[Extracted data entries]
↓

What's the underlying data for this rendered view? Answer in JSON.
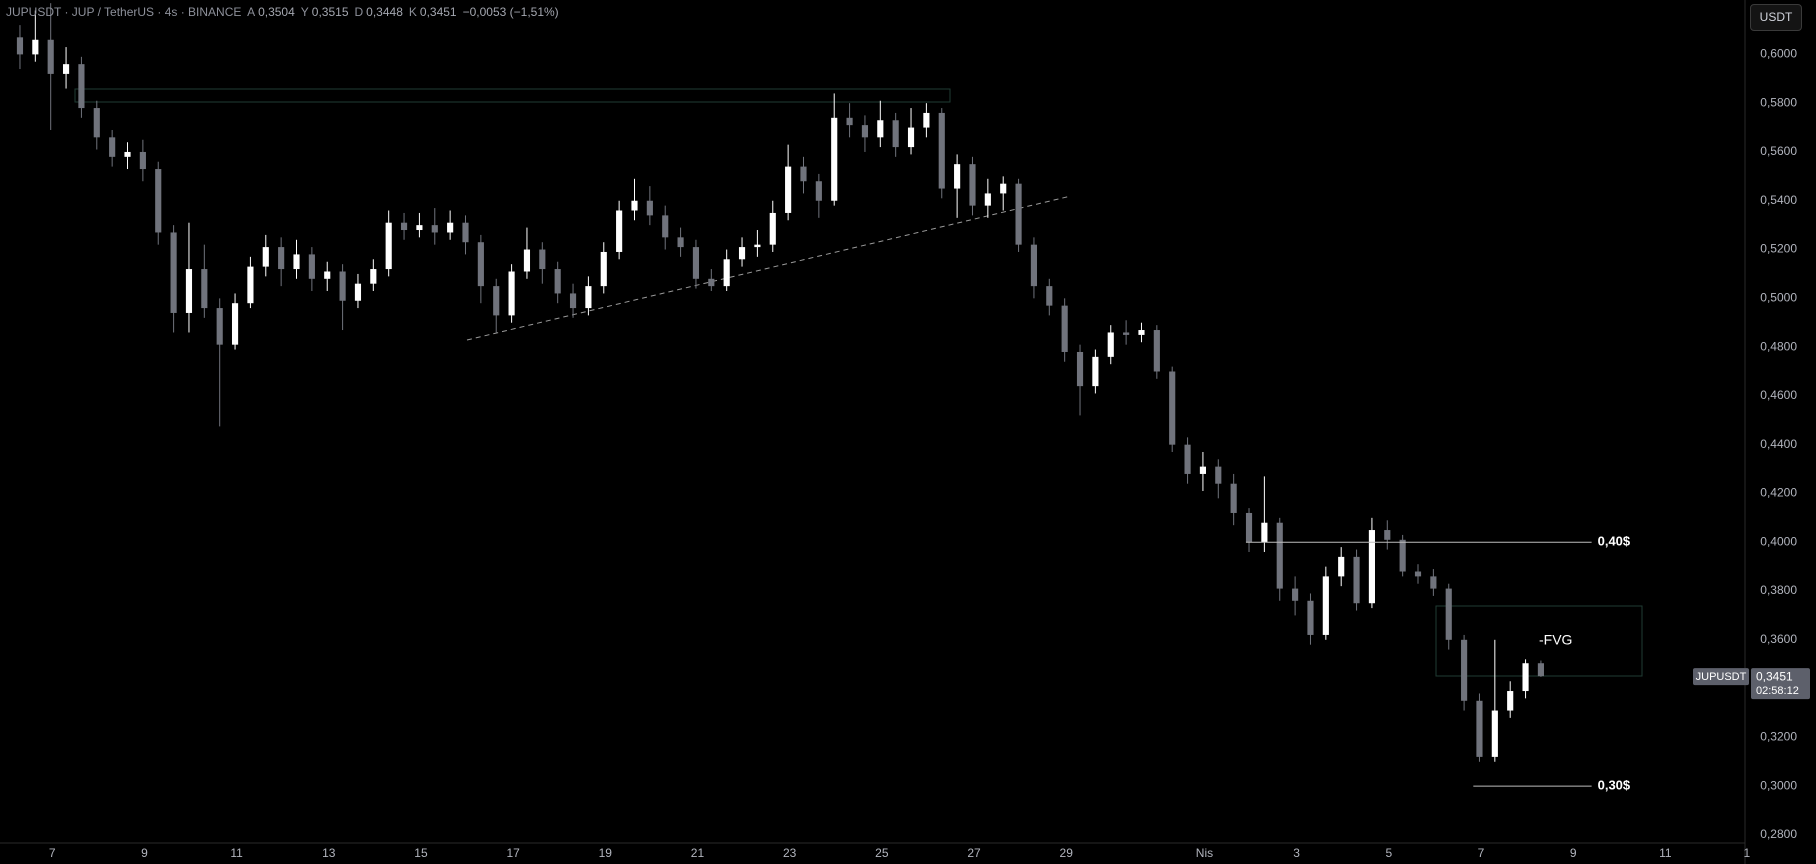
{
  "chart_data": {
    "type": "candlestick",
    "title": "JUPUSDT · JUP / TetherUS · 4s · BINANCE",
    "ohlc_legend": [
      {
        "key": "A",
        "value": "0,3504"
      },
      {
        "key": "Y",
        "value": "0,3515"
      },
      {
        "key": "D",
        "value": "0,3448"
      },
      {
        "key": "K",
        "value": "0,3451"
      }
    ],
    "change": "−0,0053 (−1,51%)",
    "up_color": "#ffffff",
    "down_color": "#70737c",
    "categories": [
      null,
      null,
      null,
      null,
      null,
      null,
      null,
      null,
      null,
      null,
      null,
      null,
      null,
      null,
      null,
      null,
      null,
      null,
      null,
      null,
      null,
      null,
      null,
      null,
      null,
      null,
      null,
      null,
      null,
      null,
      null,
      null,
      null,
      null,
      null,
      null,
      null,
      null,
      null,
      null,
      null,
      null,
      null,
      null,
      null,
      null,
      null,
      null,
      null,
      null,
      null,
      null,
      null,
      null,
      null,
      null,
      null,
      null,
      null,
      null,
      null,
      null,
      null,
      null,
      null,
      null,
      null,
      null,
      null,
      null,
      null,
      null,
      null,
      null,
      null,
      null,
      null,
      null,
      null,
      null,
      null,
      null,
      null,
      null,
      null,
      null,
      null,
      null,
      null,
      null,
      null,
      null,
      null,
      null,
      null,
      null,
      null,
      null,
      null,
      null
    ],
    "open": [
      0.607,
      0.6,
      0.606,
      0.592,
      0.596,
      0.578,
      0.566,
      0.558,
      0.56,
      0.553,
      0.527,
      0.494,
      0.512,
      0.496,
      0.481,
      0.498,
      0.513,
      0.521,
      0.512,
      0.518,
      0.508,
      0.511,
      0.499,
      0.506,
      0.512,
      0.531,
      0.528,
      0.53,
      0.527,
      0.531,
      0.523,
      0.505,
      0.493,
      0.511,
      0.52,
      0.512,
      0.502,
      0.496,
      0.505,
      0.519,
      0.536,
      0.54,
      0.534,
      0.525,
      0.521,
      0.508,
      0.505,
      0.516,
      0.521,
      0.522,
      0.535,
      0.554,
      0.548,
      0.54,
      0.574,
      0.571,
      0.566,
      0.573,
      0.562,
      0.57,
      0.576,
      0.545,
      0.555,
      0.538,
      0.543,
      0.547,
      0.522,
      0.505,
      0.497,
      0.478,
      0.464,
      0.476,
      0.486,
      0.485,
      0.487,
      0.47,
      0.44,
      0.428,
      0.431,
      0.424,
      0.412,
      0.4,
      0.408,
      0.381,
      0.376,
      0.362,
      0.386,
      0.394,
      0.375,
      0.405,
      0.401,
      0.388,
      0.386,
      0.381,
      0.36,
      0.335,
      0.312,
      0.331,
      0.339,
      0.3504
    ],
    "high": [
      0.612,
      0.618,
      0.621,
      0.603,
      0.599,
      0.581,
      0.569,
      0.564,
      0.565,
      0.556,
      0.53,
      0.531,
      0.522,
      0.5,
      0.502,
      0.517,
      0.526,
      0.525,
      0.524,
      0.521,
      0.515,
      0.514,
      0.51,
      0.516,
      0.536,
      0.535,
      0.535,
      0.537,
      0.536,
      0.534,
      0.526,
      0.508,
      0.514,
      0.529,
      0.523,
      0.515,
      0.506,
      0.509,
      0.523,
      0.54,
      0.549,
      0.546,
      0.538,
      0.529,
      0.524,
      0.512,
      0.52,
      0.525,
      0.528,
      0.54,
      0.563,
      0.558,
      0.551,
      0.584,
      0.58,
      0.575,
      0.581,
      0.576,
      0.578,
      0.58,
      0.578,
      0.559,
      0.558,
      0.549,
      0.55,
      0.549,
      0.525,
      0.508,
      0.5,
      0.481,
      0.479,
      0.489,
      0.491,
      0.49,
      0.489,
      0.472,
      0.443,
      0.437,
      0.434,
      0.428,
      0.414,
      0.427,
      0.41,
      0.386,
      0.379,
      0.39,
      0.398,
      0.397,
      0.41,
      0.409,
      0.403,
      0.391,
      0.389,
      0.383,
      0.362,
      0.338,
      0.36,
      0.343,
      0.352,
      0.3515
    ],
    "low": [
      0.594,
      0.597,
      0.569,
      0.586,
      0.574,
      0.561,
      0.554,
      0.553,
      0.548,
      0.522,
      0.486,
      0.486,
      0.492,
      0.4475,
      0.479,
      0.496,
      0.509,
      0.505,
      0.508,
      0.503,
      0.503,
      0.487,
      0.496,
      0.503,
      0.509,
      0.524,
      0.525,
      0.522,
      0.524,
      0.518,
      0.498,
      0.486,
      0.49,
      0.508,
      0.506,
      0.498,
      0.492,
      0.493,
      0.502,
      0.516,
      0.532,
      0.53,
      0.52,
      0.517,
      0.504,
      0.503,
      0.503,
      0.513,
      0.517,
      0.519,
      0.532,
      0.543,
      0.533,
      0.538,
      0.566,
      0.56,
      0.562,
      0.558,
      0.559,
      0.566,
      0.541,
      0.533,
      0.534,
      0.533,
      0.536,
      0.519,
      0.5,
      0.493,
      0.474,
      0.452,
      0.461,
      0.473,
      0.481,
      0.482,
      0.467,
      0.437,
      0.424,
      0.421,
      0.418,
      0.407,
      0.396,
      0.396,
      0.376,
      0.37,
      0.358,
      0.36,
      0.382,
      0.372,
      0.373,
      0.397,
      0.386,
      0.383,
      0.378,
      0.356,
      0.331,
      0.31,
      0.31,
      0.328,
      0.336,
      0.3448
    ],
    "close": [
      0.6,
      0.606,
      0.592,
      0.596,
      0.578,
      0.566,
      0.558,
      0.56,
      0.553,
      0.527,
      0.494,
      0.512,
      0.496,
      0.481,
      0.498,
      0.513,
      0.521,
      0.512,
      0.518,
      0.508,
      0.511,
      0.499,
      0.506,
      0.512,
      0.531,
      0.528,
      0.53,
      0.527,
      0.531,
      0.523,
      0.505,
      0.493,
      0.511,
      0.52,
      0.512,
      0.502,
      0.496,
      0.505,
      0.519,
      0.536,
      0.54,
      0.534,
      0.525,
      0.521,
      0.508,
      0.505,
      0.516,
      0.521,
      0.522,
      0.535,
      0.554,
      0.548,
      0.54,
      0.574,
      0.571,
      0.566,
      0.573,
      0.562,
      0.57,
      0.576,
      0.545,
      0.555,
      0.538,
      0.543,
      0.547,
      0.522,
      0.505,
      0.497,
      0.478,
      0.464,
      0.476,
      0.486,
      0.485,
      0.487,
      0.47,
      0.44,
      0.428,
      0.431,
      0.424,
      0.412,
      0.4,
      0.408,
      0.381,
      0.376,
      0.362,
      0.386,
      0.394,
      0.375,
      0.405,
      0.401,
      0.388,
      0.386,
      0.381,
      0.36,
      0.335,
      0.312,
      0.331,
      0.339,
      0.3504,
      0.3451
    ],
    "xlim": [
      -1.3,
      113
    ],
    "xticks": [
      {
        "value": 2.1,
        "label": "7"
      },
      {
        "value": 8.1,
        "label": "9"
      },
      {
        "value": 14.1,
        "label": "11"
      },
      {
        "value": 20.1,
        "label": "13"
      },
      {
        "value": 26.1,
        "label": "15"
      },
      {
        "value": 32.1,
        "label": "17"
      },
      {
        "value": 38.1,
        "label": "19"
      },
      {
        "value": 44.1,
        "label": "21"
      },
      {
        "value": 50.1,
        "label": "23"
      },
      {
        "value": 56.1,
        "label": "25"
      },
      {
        "value": 62.1,
        "label": "27"
      },
      {
        "value": 68.1,
        "label": "29"
      },
      {
        "value": 77.1,
        "label": "Nis"
      },
      {
        "value": 83.1,
        "label": "3"
      },
      {
        "value": 89.1,
        "label": "5"
      },
      {
        "value": 95.1,
        "label": "7"
      },
      {
        "value": 101.1,
        "label": "9"
      },
      {
        "value": 107.1,
        "label": "11"
      },
      {
        "value": 112.4,
        "label": "1"
      }
    ],
    "ylim": [
      0.2767,
      0.6223
    ],
    "yticks": [
      {
        "value": 0.28,
        "label": "0,2800"
      },
      {
        "value": 0.3,
        "label": "0,3000"
      },
      {
        "value": 0.32,
        "label": "0,3200"
      },
      {
        "value": 0.34,
        "label": "0,3400"
      },
      {
        "value": 0.36,
        "label": "0,3600"
      },
      {
        "value": 0.38,
        "label": "0,3800"
      },
      {
        "value": 0.4,
        "label": "0,4000"
      },
      {
        "value": 0.42,
        "label": "0,4200"
      },
      {
        "value": 0.44,
        "label": "0,4400"
      },
      {
        "value": 0.46,
        "label": "0,4600"
      },
      {
        "value": 0.48,
        "label": "0,4800"
      },
      {
        "value": 0.5,
        "label": "0,5000"
      },
      {
        "value": 0.52,
        "label": "0,5200"
      },
      {
        "value": 0.54,
        "label": "0,5400"
      },
      {
        "value": 0.56,
        "label": "0,5600"
      },
      {
        "value": 0.58,
        "label": "0,5800"
      },
      {
        "value": 0.6,
        "label": "0,6000"
      }
    ],
    "grid": false,
    "levels": [
      {
        "value": 0.4,
        "label": "0,40$"
      },
      {
        "value": 0.3,
        "label": "0,30$"
      }
    ],
    "fvg_label": "-FVG",
    "last_price": {
      "value": 0.3451,
      "label": "0,3451"
    },
    "symbol_tag": "JUPUSDT",
    "countdown": "02:58:12"
  },
  "toolbar": {
    "currency": "USDT"
  }
}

↑

Work to be completed: Copy each line of the listing that includes "JUPUSDT".

Result:
    "title": "JUPUSDT · JUP / TetherUS · 4s · BINANCE",
    "symbol_tag": "JUPUSDT",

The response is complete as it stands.